►

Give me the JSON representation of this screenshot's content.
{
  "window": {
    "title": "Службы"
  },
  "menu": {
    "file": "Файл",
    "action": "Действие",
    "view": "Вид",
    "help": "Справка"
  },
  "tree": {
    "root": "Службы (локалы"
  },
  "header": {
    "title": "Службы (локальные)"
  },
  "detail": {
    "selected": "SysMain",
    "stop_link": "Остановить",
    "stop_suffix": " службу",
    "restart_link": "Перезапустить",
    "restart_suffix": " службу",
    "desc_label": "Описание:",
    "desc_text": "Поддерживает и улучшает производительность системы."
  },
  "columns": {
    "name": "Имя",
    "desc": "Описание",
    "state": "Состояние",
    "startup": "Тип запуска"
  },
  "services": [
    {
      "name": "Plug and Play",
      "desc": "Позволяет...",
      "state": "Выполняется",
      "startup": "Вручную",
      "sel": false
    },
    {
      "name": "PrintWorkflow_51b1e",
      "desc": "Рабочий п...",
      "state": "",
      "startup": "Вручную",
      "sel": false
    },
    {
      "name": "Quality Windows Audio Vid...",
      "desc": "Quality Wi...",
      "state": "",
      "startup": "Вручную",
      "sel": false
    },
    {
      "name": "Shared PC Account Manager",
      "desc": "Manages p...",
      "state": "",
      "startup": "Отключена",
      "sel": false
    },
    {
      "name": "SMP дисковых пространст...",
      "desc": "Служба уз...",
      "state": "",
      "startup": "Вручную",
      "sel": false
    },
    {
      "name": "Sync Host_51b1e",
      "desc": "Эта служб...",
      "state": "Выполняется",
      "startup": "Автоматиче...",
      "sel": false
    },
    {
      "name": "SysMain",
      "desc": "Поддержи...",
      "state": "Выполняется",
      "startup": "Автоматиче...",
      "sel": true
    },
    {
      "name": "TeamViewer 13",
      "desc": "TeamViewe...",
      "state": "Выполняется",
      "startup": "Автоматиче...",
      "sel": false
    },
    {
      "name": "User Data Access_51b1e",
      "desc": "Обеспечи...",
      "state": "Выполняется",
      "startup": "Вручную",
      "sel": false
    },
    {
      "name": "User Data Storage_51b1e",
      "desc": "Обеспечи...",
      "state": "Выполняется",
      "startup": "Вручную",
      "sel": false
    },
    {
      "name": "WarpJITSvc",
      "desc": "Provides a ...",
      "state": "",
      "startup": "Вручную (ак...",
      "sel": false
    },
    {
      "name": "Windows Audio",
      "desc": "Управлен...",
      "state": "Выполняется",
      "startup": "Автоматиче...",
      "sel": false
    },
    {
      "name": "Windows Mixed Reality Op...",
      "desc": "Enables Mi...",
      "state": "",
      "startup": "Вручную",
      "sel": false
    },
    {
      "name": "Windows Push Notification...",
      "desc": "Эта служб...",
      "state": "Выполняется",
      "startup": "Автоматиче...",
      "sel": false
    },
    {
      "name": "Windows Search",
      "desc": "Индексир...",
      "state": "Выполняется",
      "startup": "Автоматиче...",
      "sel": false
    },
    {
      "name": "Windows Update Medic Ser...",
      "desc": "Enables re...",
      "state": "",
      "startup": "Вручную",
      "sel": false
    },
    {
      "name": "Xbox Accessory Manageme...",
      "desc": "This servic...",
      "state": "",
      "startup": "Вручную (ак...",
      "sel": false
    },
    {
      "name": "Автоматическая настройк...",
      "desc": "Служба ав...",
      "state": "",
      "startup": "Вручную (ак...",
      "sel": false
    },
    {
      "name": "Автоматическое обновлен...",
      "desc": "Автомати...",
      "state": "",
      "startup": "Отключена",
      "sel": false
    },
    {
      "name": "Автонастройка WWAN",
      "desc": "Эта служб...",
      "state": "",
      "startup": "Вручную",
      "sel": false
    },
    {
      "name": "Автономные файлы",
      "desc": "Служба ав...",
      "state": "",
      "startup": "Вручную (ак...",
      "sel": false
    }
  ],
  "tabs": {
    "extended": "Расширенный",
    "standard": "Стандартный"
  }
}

◄

Find each line holding the word "Data" and copy it.

      "name": "User Data Access_51b1e",
      "name": "User Data Storage_51b1e",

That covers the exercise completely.